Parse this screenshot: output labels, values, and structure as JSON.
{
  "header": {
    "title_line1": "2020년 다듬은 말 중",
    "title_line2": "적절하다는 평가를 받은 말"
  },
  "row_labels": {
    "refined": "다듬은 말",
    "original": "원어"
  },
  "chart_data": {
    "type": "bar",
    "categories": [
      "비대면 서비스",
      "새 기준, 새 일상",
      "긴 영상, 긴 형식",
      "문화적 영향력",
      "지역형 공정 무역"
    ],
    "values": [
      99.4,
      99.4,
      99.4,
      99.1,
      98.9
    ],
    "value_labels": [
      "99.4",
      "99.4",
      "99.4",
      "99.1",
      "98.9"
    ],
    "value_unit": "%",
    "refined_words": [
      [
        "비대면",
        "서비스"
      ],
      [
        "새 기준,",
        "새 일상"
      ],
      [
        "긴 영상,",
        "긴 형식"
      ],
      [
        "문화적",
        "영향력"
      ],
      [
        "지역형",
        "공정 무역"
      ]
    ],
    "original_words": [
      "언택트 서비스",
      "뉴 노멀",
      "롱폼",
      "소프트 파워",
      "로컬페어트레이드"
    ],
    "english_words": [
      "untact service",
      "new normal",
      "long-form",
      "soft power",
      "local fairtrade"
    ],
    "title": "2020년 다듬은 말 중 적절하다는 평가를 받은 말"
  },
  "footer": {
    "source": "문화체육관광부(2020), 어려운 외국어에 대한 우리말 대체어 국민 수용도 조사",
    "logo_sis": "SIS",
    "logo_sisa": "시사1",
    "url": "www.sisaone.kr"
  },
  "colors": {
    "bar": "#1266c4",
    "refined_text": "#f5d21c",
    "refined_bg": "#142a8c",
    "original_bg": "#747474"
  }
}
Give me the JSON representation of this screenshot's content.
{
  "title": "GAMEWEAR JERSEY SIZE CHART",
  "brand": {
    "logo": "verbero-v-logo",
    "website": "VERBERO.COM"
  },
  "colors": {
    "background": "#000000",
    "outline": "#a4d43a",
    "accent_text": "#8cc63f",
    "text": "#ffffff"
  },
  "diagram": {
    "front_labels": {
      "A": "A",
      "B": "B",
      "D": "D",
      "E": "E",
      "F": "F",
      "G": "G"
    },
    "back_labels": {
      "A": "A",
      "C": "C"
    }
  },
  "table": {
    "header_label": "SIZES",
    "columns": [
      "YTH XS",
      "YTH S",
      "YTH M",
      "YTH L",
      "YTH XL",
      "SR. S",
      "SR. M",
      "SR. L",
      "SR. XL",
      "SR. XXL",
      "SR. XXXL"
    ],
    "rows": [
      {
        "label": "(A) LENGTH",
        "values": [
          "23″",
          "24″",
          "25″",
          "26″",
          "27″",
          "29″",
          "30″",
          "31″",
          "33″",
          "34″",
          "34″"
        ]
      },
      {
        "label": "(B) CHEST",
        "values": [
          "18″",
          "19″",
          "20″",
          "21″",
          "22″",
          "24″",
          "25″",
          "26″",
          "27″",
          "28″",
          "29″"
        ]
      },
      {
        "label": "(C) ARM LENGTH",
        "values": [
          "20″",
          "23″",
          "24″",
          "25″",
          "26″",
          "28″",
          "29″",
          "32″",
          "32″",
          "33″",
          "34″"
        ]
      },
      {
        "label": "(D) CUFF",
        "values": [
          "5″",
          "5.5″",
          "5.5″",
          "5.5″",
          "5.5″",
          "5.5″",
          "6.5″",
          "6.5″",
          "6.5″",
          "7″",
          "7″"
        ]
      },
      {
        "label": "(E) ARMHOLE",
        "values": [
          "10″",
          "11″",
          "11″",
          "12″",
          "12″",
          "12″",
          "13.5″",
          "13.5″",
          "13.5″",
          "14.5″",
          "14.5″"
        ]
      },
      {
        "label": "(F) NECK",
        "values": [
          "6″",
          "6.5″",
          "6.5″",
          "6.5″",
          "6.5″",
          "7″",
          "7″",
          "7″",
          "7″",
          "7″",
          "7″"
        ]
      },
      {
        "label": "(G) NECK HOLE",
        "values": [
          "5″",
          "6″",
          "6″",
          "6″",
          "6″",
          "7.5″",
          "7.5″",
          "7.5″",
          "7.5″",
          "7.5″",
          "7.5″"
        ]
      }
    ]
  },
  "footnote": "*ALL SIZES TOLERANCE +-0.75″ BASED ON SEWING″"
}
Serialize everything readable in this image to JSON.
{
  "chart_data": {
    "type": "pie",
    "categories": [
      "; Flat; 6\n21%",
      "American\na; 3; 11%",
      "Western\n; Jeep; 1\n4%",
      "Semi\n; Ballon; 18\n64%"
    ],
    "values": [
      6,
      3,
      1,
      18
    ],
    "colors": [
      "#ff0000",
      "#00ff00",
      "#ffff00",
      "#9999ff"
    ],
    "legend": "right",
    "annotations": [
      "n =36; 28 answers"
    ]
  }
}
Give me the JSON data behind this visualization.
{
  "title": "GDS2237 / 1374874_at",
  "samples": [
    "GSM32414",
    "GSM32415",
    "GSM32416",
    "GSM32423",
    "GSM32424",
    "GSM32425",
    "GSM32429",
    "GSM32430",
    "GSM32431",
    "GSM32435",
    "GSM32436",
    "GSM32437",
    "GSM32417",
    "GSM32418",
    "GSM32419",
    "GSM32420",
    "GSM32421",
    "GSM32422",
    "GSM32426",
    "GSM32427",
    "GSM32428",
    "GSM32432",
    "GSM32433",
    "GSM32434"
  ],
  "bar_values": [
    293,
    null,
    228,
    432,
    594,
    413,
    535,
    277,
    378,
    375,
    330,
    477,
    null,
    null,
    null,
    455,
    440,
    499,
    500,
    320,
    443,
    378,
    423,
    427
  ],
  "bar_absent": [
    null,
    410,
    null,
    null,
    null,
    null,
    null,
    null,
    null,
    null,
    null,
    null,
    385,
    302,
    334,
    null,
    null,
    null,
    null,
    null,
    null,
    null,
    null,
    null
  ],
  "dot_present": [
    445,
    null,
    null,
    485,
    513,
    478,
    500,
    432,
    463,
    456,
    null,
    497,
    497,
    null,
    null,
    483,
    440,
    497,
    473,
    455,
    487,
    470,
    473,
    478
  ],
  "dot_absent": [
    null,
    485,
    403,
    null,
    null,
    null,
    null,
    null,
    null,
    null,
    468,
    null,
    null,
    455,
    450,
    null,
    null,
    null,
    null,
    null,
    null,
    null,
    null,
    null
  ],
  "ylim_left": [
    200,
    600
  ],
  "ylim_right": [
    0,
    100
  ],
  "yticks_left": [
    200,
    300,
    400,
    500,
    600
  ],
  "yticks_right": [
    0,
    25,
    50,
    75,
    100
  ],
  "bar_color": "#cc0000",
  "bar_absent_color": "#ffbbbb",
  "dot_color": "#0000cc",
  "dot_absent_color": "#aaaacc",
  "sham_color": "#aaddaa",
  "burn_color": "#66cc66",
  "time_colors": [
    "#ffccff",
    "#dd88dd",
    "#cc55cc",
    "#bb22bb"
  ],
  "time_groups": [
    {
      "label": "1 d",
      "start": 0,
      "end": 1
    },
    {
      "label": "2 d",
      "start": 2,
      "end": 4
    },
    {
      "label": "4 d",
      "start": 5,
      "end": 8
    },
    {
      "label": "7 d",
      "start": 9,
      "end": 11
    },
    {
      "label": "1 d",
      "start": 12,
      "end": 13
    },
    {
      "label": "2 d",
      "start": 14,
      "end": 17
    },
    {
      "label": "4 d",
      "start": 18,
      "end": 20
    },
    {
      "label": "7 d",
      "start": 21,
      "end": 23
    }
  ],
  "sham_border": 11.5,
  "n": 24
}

To do
Write every entry out again exactly.

Solved exercise
Parse this screenshot: output labels, values, and structure as JSON.
{
  "header": {
    "title_line1": "2020년 다듬은 말 중",
    "title_line2": "적절하다는 평가를 받은 말"
  },
  "row_labels": {
    "refined": "다듬은 말",
    "original": "원어"
  },
  "chart_data": {
    "type": "bar",
    "categories": [
      "비대면 서비스",
      "새 기준, 새 일상",
      "긴 영상, 긴 형식",
      "문화적 영향력",
      "지역형 공정 무역"
    ],
    "values": [
      99.4,
      99.4,
      99.4,
      99.1,
      98.9
    ],
    "value_labels": [
      "99.4",
      "99.4",
      "99.4",
      "99.1",
      "98.9"
    ],
    "value_unit": "%",
    "refined_words": [
      [
        "비대면",
        "서비스"
      ],
      [
        "새 기준,",
        "새 일상"
      ],
      [
        "긴 영상,",
        "긴 형식"
      ],
      [
        "문화적",
        "영향력"
      ],
      [
        "지역형",
        "공정 무역"
      ]
    ],
    "original_words": [
      "언택트 서비스",
      "뉴 노멀",
      "롱폼",
      "소프트 파워",
      "로컬페어트레이드"
    ],
    "english_words": [
      "untact service",
      "new normal",
      "long-form",
      "soft power",
      "local fairtrade"
    ],
    "title": "2020년 다듬은 말 중 적절하다는 평가를 받은 말"
  },
  "footer": {
    "source": "문화체육관광부(2020), 어려운 외국어에 대한 우리말 대체어 국민 수용도 조사",
    "logo_sis": "SIS",
    "logo_sisa": "시사1",
    "url": "www.sisaone.kr"
  },
  "colors": {
    "bar": "#1266c4",
    "refined_text": "#f5d21c",
    "refined_bg": "#142a8c",
    "original_bg": "#747474"
  }
}
Give me the JSON representation of this screenshot's content.
{
  "title": "GAMEWEAR JERSEY SIZE CHART",
  "brand": {
    "logo": "verbero-v-logo",
    "website": "VERBERO.COM"
  },
  "colors": {
    "background": "#000000",
    "outline": "#a4d43a",
    "accent_text": "#8cc63f",
    "text": "#ffffff"
  },
  "diagram": {
    "front_labels": {
      "A": "A",
      "B": "B",
      "D": "D",
      "E": "E",
      "F": "F",
      "G": "G"
    },
    "back_labels": {
      "A": "A",
      "C": "C"
    }
  },
  "table": {
    "header_label": "SIZES",
    "columns": [
      "YTH XS",
      "YTH S",
      "YTH M",
      "YTH L",
      "YTH XL",
      "SR. S",
      "SR. M",
      "SR. L",
      "SR. XL",
      "SR. XXL",
      "SR. XXXL"
    ],
    "rows": [
      {
        "label": "(A) LENGTH",
        "values": [
          "23″",
          "24″",
          "25″",
          "26″",
          "27″",
          "29″",
          "30″",
          "31″",
          "33″",
          "34″",
          "34″"
        ]
      },
      {
        "label": "(B) CHEST",
        "values": [
          "18″",
          "19″",
          "20″",
          "21″",
          "22″",
          "24″",
          "25″",
          "26″",
          "27″",
          "28″",
          "29″"
        ]
      },
      {
        "label": "(C) ARM LENGTH",
        "values": [
          "20″",
          "23″",
          "24″",
          "25″",
          "26″",
          "28″",
          "29″",
          "32″",
          "32″",
          "33″",
          "34″"
        ]
      },
      {
        "label": "(D) CUFF",
        "values": [
          "5″",
          "5.5″",
          "5.5″",
          "5.5″",
          "5.5″",
          "5.5″",
          "6.5″",
          "6.5″",
          "6.5″",
          "7″",
          "7″"
        ]
      },
      {
        "label": "(E) ARMHOLE",
        "values": [
          "10″",
          "11″",
          "11″",
          "12″",
          "12″",
          "12″",
          "13.5″",
          "13.5″",
          "13.5″",
          "14.5″",
          "14.5″"
        ]
      },
      {
        "label": "(F) NECK",
        "values": [
          "6″",
          "6.5″",
          "6.5″",
          "6.5″",
          "6.5″",
          "7″",
          "7″",
          "7″",
          "7″",
          "7″",
          "7″"
        ]
      },
      {
        "label": "(G) NECK HOLE",
        "values": [
          "5″",
          "6″",
          "6″",
          "6″",
          "6″",
          "7.5″",
          "7.5″",
          "7.5″",
          "7.5″",
          "7.5″",
          "7.5″"
        ]
      }
    ]
  },
  "footnote": "*ALL SIZES TOLERANCE +-0.75″ BASED ON SEWING″"
}
Serialize everything readable in this image to JSON.
{
  "chart_data": {
    "type": "pie",
    "categories": [
      "; Flat; 6\n21%",
      "American\na; 3; 11%",
      "Western\n; Jeep; 1\n4%",
      "Semi\n; Ballon; 18\n64%"
    ],
    "values": [
      6,
      3,
      1,
      18
    ],
    "colors": [
      "#ff0000",
      "#00ff00",
      "#ffff00",
      "#9999ff"
    ],
    "legend": "right",
    "annotations": [
      "n =36; 28 answers"
    ]
  }
}
Give me the JSON data behind this visualization.
{
  "title": "GDS2237 / 1374874_at",
  "samples": [
    "GSM32414",
    "GSM32415",
    "GSM32416",
    "GSM32423",
    "GSM32424",
    "GSM32425",
    "GSM32429",
    "GSM32430",
    "GSM32431",
    "GSM32435",
    "GSM32436",
    "GSM32437",
    "GSM32417",
    "GSM32418",
    "GSM32419",
    "GSM32420",
    "GSM32421",
    "GSM32422",
    "GSM32426",
    "GSM32427",
    "GSM32428",
    "GSM32432",
    "GSM32433",
    "GSM32434"
  ],
  "bar_values": [
    293,
    null,
    228,
    432,
    594,
    413,
    535,
    277,
    378,
    375,
    330,
    477,
    null,
    null,
    null,
    455,
    440,
    499,
    500,
    320,
    443,
    378,
    423,
    427
  ],
  "bar_absent": [
    null,
    410,
    null,
    null,
    null,
    null,
    null,
    null,
    null,
    null,
    null,
    null,
    385,
    302,
    334,
    null,
    null,
    null,
    null,
    null,
    null,
    null,
    null,
    null
  ],
  "dot_present": [
    445,
    null,
    null,
    485,
    513,
    478,
    500,
    432,
    463,
    456,
    null,
    497,
    497,
    null,
    null,
    483,
    440,
    497,
    473,
    455,
    487,
    470,
    473,
    478
  ],
  "dot_absent": [
    null,
    485,
    403,
    null,
    null,
    null,
    null,
    null,
    null,
    null,
    468,
    null,
    null,
    455,
    450,
    null,
    null,
    null,
    null,
    null,
    null,
    null,
    null,
    null
  ],
  "ylim_left": [
    200,
    600
  ],
  "ylim_right": [
    0,
    100
  ],
  "yticks_left": [
    200,
    300,
    400,
    500,
    600
  ],
  "yticks_right": [
    0,
    25,
    50,
    75,
    100
  ],
  "bar_color": "#cc0000",
  "bar_absent_color": "#ffbbbb",
  "dot_color": "#0000cc",
  "dot_absent_color": "#aaaacc",
  "sham_color": "#aaddaa",
  "burn_color": "#66cc66",
  "time_colors": [
    "#ffccff",
    "#dd88dd",
    "#cc55cc",
    "#bb22bb"
  ],
  "time_groups": [
    {
      "label": "1 d",
      "start": 0,
      "end": 1
    },
    {
      "label": "2 d",
      "start": 2,
      "end": 4
    },
    {
      "label": "4 d",
      "start": 5,
      "end": 8
    },
    {
      "label": "7 d",
      "start": 9,
      "end": 11
    },
    {
      "label": "1 d",
      "start": 12,
      "end": 13
    },
    {
      "label": "2 d",
      "start": 14,
      "end": 17
    },
    {
      "label": "4 d",
      "start": 18,
      "end": 20
    },
    {
      "label": "7 d",
      "start": 21,
      "end": 23
    }
  ],
  "sham_border": 11.5,
  "n": 24
}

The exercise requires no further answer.